> Given task
Extract the complete data exactly as given.

*****

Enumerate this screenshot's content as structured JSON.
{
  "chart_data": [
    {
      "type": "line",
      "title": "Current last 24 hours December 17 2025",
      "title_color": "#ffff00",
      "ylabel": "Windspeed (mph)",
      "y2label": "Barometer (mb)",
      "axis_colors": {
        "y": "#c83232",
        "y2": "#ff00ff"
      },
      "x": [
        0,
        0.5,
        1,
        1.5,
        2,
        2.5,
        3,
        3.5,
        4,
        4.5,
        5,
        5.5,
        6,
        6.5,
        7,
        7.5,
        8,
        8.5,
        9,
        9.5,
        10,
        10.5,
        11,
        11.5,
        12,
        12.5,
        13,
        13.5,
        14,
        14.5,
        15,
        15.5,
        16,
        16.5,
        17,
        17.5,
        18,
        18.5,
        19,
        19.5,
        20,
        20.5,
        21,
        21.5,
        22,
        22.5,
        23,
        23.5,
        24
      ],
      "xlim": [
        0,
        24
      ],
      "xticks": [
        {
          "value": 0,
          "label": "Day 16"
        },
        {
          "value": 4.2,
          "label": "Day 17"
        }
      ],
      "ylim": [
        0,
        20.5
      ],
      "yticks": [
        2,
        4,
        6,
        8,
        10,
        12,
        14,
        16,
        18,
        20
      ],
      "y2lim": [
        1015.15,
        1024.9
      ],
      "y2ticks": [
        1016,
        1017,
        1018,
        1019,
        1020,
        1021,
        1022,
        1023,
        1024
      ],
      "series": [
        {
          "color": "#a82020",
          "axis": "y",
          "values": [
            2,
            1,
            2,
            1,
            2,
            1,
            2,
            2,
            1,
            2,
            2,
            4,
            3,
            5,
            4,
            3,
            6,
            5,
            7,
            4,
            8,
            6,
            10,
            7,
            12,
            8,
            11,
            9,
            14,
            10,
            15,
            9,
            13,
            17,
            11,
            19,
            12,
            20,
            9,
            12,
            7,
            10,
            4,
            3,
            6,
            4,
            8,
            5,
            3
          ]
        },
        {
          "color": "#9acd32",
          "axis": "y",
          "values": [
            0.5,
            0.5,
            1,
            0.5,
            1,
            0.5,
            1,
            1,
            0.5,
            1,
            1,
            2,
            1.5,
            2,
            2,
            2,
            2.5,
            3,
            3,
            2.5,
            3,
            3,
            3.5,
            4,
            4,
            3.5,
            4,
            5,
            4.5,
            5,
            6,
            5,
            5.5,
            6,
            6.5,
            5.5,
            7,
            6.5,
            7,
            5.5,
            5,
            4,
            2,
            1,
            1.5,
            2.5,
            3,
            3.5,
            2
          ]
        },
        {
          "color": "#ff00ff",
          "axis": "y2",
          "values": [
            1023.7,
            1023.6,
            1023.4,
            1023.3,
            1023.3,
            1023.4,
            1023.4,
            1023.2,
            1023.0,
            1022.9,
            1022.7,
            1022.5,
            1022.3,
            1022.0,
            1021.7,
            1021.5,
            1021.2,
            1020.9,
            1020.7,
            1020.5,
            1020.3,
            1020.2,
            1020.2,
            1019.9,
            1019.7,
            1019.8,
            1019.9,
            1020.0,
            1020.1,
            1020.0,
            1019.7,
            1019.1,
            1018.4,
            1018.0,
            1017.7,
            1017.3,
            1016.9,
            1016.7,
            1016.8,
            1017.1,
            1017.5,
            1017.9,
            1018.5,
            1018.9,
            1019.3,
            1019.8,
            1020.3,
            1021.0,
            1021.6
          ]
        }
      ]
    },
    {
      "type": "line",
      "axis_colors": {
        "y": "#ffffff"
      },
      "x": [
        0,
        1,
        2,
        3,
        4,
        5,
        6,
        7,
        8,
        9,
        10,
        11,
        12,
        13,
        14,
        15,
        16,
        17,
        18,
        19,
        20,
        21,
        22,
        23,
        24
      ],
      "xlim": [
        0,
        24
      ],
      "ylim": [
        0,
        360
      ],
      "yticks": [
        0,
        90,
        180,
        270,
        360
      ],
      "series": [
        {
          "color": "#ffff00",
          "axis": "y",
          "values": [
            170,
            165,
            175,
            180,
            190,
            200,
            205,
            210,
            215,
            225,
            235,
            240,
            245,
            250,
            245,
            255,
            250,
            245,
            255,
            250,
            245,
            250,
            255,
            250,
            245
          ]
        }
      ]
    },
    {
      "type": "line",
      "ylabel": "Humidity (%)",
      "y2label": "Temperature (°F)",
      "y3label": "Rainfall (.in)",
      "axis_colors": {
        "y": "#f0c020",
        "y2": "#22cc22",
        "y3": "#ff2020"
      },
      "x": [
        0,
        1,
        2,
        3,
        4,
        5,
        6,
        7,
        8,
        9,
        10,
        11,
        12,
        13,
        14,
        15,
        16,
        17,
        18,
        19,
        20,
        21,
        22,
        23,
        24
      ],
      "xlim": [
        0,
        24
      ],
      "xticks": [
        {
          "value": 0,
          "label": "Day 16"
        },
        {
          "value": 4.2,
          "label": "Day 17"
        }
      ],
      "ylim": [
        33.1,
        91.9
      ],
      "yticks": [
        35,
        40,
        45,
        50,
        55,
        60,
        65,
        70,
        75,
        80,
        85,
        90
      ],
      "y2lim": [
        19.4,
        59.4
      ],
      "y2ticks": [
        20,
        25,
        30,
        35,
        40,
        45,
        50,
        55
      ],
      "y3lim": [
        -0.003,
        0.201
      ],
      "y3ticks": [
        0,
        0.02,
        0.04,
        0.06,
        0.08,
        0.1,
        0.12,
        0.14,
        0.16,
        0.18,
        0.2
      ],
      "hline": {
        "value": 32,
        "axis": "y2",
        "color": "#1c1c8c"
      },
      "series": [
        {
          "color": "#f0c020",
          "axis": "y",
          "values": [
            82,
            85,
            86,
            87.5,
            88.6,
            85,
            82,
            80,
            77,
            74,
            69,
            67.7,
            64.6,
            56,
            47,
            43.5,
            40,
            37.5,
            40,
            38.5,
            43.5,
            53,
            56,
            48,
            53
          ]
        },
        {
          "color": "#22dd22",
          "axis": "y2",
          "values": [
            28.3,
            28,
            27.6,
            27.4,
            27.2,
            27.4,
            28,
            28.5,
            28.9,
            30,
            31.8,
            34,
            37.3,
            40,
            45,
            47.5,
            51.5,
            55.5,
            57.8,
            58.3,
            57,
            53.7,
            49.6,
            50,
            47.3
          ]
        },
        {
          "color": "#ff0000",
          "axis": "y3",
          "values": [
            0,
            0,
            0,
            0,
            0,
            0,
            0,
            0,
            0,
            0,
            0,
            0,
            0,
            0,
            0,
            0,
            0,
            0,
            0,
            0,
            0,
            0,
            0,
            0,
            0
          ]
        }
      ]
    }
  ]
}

*****

> Correct output
Enumerate this screenshot's content as structured JSON.
{
  "chart_data": [
    {
      "type": "line",
      "title": "Current last 24 hours December 17 2025",
      "title_color": "#ffff00",
      "ylabel": "Windspeed (mph)",
      "y2label": "Barometer (mb)",
      "axis_colors": {
        "y": "#c83232",
        "y2": "#ff00ff"
      },
      "x": [
        0,
        0.5,
        1,
        1.5,
        2,
        2.5,
        3,
        3.5,
        4,
        4.5,
        5,
        5.5,
        6,
        6.5,
        7,
        7.5,
        8,
        8.5,
        9,
        9.5,
        10,
        10.5,
        11,
        11.5,
        12,
        12.5,
        13,
        13.5,
        14,
        14.5,
        15,
        15.5,
        16,
        16.5,
        17,
        17.5,
        18,
        18.5,
        19,
        19.5,
        20,
        20.5,
        21,
        21.5,
        22,
        22.5,
        23,
        23.5,
        24
      ],
      "xlim": [
        0,
        24
      ],
      "xticks": [
        {
          "value": 0,
          "label": "Day 16"
        },
        {
          "value": 4.2,
          "label": "Day 17"
        }
      ],
      "ylim": [
        0,
        20.5
      ],
      "yticks": [
        2,
        4,
        6,
        8,
        10,
        12,
        14,
        16,
        18,
        20
      ],
      "y2lim": [
        1015.15,
        1024.9
      ],
      "y2ticks": [
        1016,
        1017,
        1018,
        1019,
        1020,
        1021,
        1022,
        1023,
        1024
      ],
      "series": [
        {
          "color": "#a82020",
          "axis": "y",
          "values": [
            2,
            1,
            2,
            1,
            2,
            1,
            2,
            2,
            1,
            2,
            2,
            4,
            3,
            5,
            4,
            3,
            6,
            5,
            7,
            4,
            8,
            6,
            10,
            7,
            12,
            8,
            11,
            9,
            14,
            10,
            15,
            9,
            13,
            17,
            11,
            19,
            12,
            20,
            9,
            12,
            7,
            10,
            4,
            3,
            6,
            4,
            8,
            5,
            3
          ]
        },
        {
          "color": "#9acd32",
          "axis": "y",
          "values": [
            0.5,
            0.5,
            1,
            0.5,
            1,
            0.5,
            1,
            1,
            0.5,
            1,
            1,
            2,
            1.5,
            2,
            2,
            2,
            2.5,
            3,
            3,
            2.5,
            3,
            3,
            3.5,
            4,
            4,
            3.5,
            4,
            5,
            4.5,
            5,
            6,
            5,
            5.5,
            6,
            6.5,
            5.5,
            7,
            6.5,
            7,
            5.5,
            5,
            4,
            2,
            1,
            1.5,
            2.5,
            3,
            3.5,
            2
          ]
        },
        {
          "color": "#ff00ff",
          "axis": "y2",
          "values": [
            1023.7,
            1023.6,
            1023.4,
            1023.3,
            1023.3,
            1023.4,
            1023.4,
            1023.2,
            1023.0,
            1022.9,
            1022.7,
            1022.5,
            1022.3,
            1022.0,
            1021.7,
            1021.5,
            1021.2,
            1020.9,
            1020.7,
            1020.5,
            1020.3,
            1020.2,
            1020.2,
            1019.9,
            1019.7,
            1019.8,
            1019.9,
            1020.0,
            1020.1,
            1020.0,
            1019.7,
            1019.1,
            1018.4,
            1018.0,
            1017.7,
            1017.3,
            1016.9,
            1016.7,
            1016.8,
            1017.1,
            1017.5,
            1017.9,
            1018.5,
            1018.9,
            1019.3,
            1019.8,
            1020.3,
            1021.0,
            1021.6
          ]
        }
      ]
    },
    {
      "type": "line",
      "axis_colors": {
        "y": "#ffffff"
      },
      "x": [
        0,
        1,
        2,
        3,
        4,
        5,
        6,
        7,
        8,
        9,
        10,
        11,
        12,
        13,
        14,
        15,
        16,
        17,
        18,
        19,
        20,
        21,
        22,
        23,
        24
      ],
      "xlim": [
        0,
        24
      ],
      "ylim": [
        0,
        360
      ],
      "yticks": [
        0,
        90,
        180,
        270,
        360
      ],
      "series": [
        {
          "color": "#ffff00",
          "axis": "y",
          "values": [
            170,
            165,
            175,
            180,
            190,
            200,
            205,
            210,
            215,
            225,
            235,
            240,
            245,
            250,
            245,
            255,
            250,
            245,
            255,
            250,
            245,
            250,
            255,
            250,
            245
          ]
        }
      ]
    },
    {
      "type": "line",
      "ylabel": "Humidity (%)",
      "y2label": "Temperature (°F)",
      "y3label": "Rainfall (.in)",
      "axis_colors": {
        "y": "#f0c020",
        "y2": "#22cc22",
        "y3": "#ff2020"
      },
      "x": [
        0,
        1,
        2,
        3,
        4,
        5,
        6,
        7,
        8,
        9,
        10,
        11,
        12,
        13,
        14,
        15,
        16,
        17,
        18,
        19,
        20,
        21,
        22,
        23,
        24
      ],
      "xlim": [
        0,
        24
      ],
      "xticks": [
        {
          "value": 0,
          "label": "Day 16"
        },
        {
          "value": 4.2,
          "label": "Day 17"
        }
      ],
      "ylim": [
        33.1,
        91.9
      ],
      "yticks": [
        35,
        40,
        45,
        50,
        55,
        60,
        65,
        70,
        75,
        80,
        85,
        90
      ],
      "y2lim": [
        19.4,
        59.4
      ],
      "y2ticks": [
        20,
        25,
        30,
        35,
        40,
        45,
        50,
        55
      ],
      "y3lim": [
        -0.003,
        0.201
      ],
      "y3ticks": [
        0,
        0.02,
        0.04,
        0.06,
        0.08,
        0.1,
        0.12,
        0.14,
        0.16,
        0.18,
        0.2
      ],
      "hline": {
        "value": 32,
        "axis": "y2",
        "color": "#1c1c8c"
      },
      "series": [
        {
          "color": "#f0c020",
          "axis": "y",
          "values": [
            82,
            85,
            86,
            87.5,
            88.6,
            85,
            82,
            80,
            77,
            74,
            69,
            67.7,
            64.6,
            56,
            47,
            43.5,
            40,
            37.5,
            40,
            38.5,
            43.5,
            53,
            56,
            48,
            53
          ]
        },
        {
          "color": "#22dd22",
          "axis": "y2",
          "values": [
            28.3,
            28,
            27.6,
            27.4,
            27.2,
            27.4,
            28,
            28.5,
            28.9,
            30,
            31.8,
            34,
            37.3,
            40,
            45,
            47.5,
            51.5,
            55.5,
            57.8,
            58.3,
            57,
            53.7,
            49.6,
            50,
            47.3
          ]
        },
        {
          "color": "#ff0000",
          "axis": "y3",
          "values": [
            0,
            0,
            0,
            0,
            0,
            0,
            0,
            0,
            0,
            0,
            0,
            0,
            0,
            0,
            0,
            0,
            0,
            0,
            0,
            0,
            0,
            0,
            0,
            0,
            0
          ]
        }
      ]
    }
  ]
}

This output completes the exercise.